------ Records shown

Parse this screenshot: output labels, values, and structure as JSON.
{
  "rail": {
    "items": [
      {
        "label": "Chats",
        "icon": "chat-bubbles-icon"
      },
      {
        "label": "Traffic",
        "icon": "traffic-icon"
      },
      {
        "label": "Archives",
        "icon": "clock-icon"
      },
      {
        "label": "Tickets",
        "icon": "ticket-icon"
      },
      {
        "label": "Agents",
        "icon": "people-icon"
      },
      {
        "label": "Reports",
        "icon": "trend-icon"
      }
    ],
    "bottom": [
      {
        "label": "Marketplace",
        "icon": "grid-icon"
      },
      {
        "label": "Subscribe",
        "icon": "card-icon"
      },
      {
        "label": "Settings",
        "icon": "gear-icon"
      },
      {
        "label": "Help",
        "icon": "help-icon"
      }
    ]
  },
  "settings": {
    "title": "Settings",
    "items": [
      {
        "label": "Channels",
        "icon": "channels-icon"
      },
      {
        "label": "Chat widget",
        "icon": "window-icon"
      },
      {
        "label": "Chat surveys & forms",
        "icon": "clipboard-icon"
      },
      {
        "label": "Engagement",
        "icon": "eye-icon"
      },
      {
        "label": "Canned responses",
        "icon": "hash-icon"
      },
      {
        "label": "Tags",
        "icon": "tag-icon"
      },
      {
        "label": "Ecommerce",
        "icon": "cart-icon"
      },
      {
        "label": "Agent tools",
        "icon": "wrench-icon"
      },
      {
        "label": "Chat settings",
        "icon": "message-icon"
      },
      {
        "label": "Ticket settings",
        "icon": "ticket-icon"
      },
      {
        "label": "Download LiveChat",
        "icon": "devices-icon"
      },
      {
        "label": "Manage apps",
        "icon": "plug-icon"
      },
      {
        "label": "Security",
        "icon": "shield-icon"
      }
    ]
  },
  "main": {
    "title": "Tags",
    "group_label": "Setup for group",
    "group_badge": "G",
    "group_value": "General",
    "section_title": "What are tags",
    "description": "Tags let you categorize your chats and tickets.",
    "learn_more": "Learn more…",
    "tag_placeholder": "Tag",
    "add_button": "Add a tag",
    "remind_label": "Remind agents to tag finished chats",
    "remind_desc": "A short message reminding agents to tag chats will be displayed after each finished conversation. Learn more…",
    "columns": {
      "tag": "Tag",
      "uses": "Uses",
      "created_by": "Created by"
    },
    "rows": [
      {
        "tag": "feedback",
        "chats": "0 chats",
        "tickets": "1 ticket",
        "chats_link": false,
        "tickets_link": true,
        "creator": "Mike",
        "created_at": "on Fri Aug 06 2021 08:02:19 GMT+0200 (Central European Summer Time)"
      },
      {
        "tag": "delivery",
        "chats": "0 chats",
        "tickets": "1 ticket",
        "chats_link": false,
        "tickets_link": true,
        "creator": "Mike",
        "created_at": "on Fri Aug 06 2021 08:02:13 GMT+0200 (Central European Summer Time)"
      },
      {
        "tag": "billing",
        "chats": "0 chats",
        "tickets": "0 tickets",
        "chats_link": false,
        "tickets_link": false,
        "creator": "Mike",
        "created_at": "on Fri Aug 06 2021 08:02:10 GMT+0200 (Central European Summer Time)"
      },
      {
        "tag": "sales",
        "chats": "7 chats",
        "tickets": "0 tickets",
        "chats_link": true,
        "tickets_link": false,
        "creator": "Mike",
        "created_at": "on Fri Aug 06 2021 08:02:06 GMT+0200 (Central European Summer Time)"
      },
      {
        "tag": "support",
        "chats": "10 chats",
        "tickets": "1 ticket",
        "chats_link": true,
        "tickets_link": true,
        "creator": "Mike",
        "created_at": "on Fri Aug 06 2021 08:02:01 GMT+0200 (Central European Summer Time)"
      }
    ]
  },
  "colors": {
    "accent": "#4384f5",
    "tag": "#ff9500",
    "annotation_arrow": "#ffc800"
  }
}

------------

:: Do this ::
Set down the listing above in full, please, exactly as it appears.

:: Exercise result ::
Parse this screenshot: output labels, values, and structure as JSON.
{
  "rail": {
    "items": [
      {
        "label": "Chats",
        "icon": "chat-bubbles-icon"
      },
      {
        "label": "Traffic",
        "icon": "traffic-icon"
      },
      {
        "label": "Archives",
        "icon": "clock-icon"
      },
      {
        "label": "Tickets",
        "icon": "ticket-icon"
      },
      {
        "label": "Agents",
        "icon": "people-icon"
      },
      {
        "label": "Reports",
        "icon": "trend-icon"
      }
    ],
    "bottom": [
      {
        "label": "Marketplace",
        "icon": "grid-icon"
      },
      {
        "label": "Subscribe",
        "icon": "card-icon"
      },
      {
        "label": "Settings",
        "icon": "gear-icon"
      },
      {
        "label": "Help",
        "icon": "help-icon"
      }
    ]
  },
  "settings": {
    "title": "Settings",
    "items": [
      {
        "label": "Channels",
        "icon": "channels-icon"
      },
      {
        "label": "Chat widget",
        "icon": "window-icon"
      },
      {
        "label": "Chat surveys & forms",
        "icon": "clipboard-icon"
      },
      {
        "label": "Engagement",
        "icon": "eye-icon"
      },
      {
        "label": "Canned responses",
        "icon": "hash-icon"
      },
      {
        "label": "Tags",
        "icon": "tag-icon"
      },
      {
        "label": "Ecommerce",
        "icon": "cart-icon"
      },
      {
        "label": "Agent tools",
        "icon": "wrench-icon"
      },
      {
        "label": "Chat settings",
        "icon": "message-icon"
      },
      {
        "label": "Ticket settings",
        "icon": "ticket-icon"
      },
      {
        "label": "Download LiveChat",
        "icon": "devices-icon"
      },
      {
        "label": "Manage apps",
        "icon": "plug-icon"
      },
      {
        "label": "Security",
        "icon": "shield-icon"
      }
    ]
  },
  "main": {
    "title": "Tags",
    "group_label": "Setup for group",
    "group_badge": "G",
    "group_value": "General",
    "section_title": "What are tags",
    "description": "Tags let you categorize your chats and tickets.",
    "learn_more": "Learn more…",
    "tag_placeholder": "Tag",
    "add_button": "Add a tag",
    "remind_label": "Remind agents to tag finished chats",
    "remind_desc": "A short message reminding agents to tag chats will be displayed after each finished conversation. Learn more…",
    "columns": {
      "tag": "Tag",
      "uses": "Uses",
      "created_by": "Created by"
    },
    "rows": [
      {
        "tag": "feedback",
        "chats": "0 chats",
        "tickets": "1 ticket",
        "chats_link": false,
        "tickets_link": true,
        "creator": "Mike",
        "created_at": "on Fri Aug 06 2021 08:02:19 GMT+0200 (Central European Summer Time)"
      },
      {
        "tag": "delivery",
        "chats": "0 chats",
        "tickets": "1 ticket",
        "chats_link": false,
        "tickets_link": true,
        "creator": "Mike",
        "created_at": "on Fri Aug 06 2021 08:02:13 GMT+0200 (Central European Summer Time)"
      },
      {
        "tag": "billing",
        "chats": "0 chats",
        "tickets": "0 tickets",
        "chats_link": false,
        "tickets_link": false,
        "creator": "Mike",
        "created_at": "on Fri Aug 06 2021 08:02:10 GMT+0200 (Central European Summer Time)"
      },
      {
        "tag": "sales",
        "chats": "7 chats",
        "tickets": "0 tickets",
        "chats_link": true,
        "tickets_link": false,
        "creator": "Mike",
        "created_at": "on Fri Aug 06 2021 08:02:06 GMT+0200 (Central European Summer Time)"
      },
      {
        "tag": "support",
        "chats": "10 chats",
        "tickets": "1 ticket",
        "chats_link": true,
        "tickets_link": true,
        "creator": "Mike",
        "created_at": "on Fri Aug 06 2021 08:02:01 GMT+0200 (Central European Summer Time)"
      }
    ]
  },
  "colors": {
    "accent": "#4384f5",
    "tag": "#ff9500",
    "annotation_arrow": "#ffc800"
  }
}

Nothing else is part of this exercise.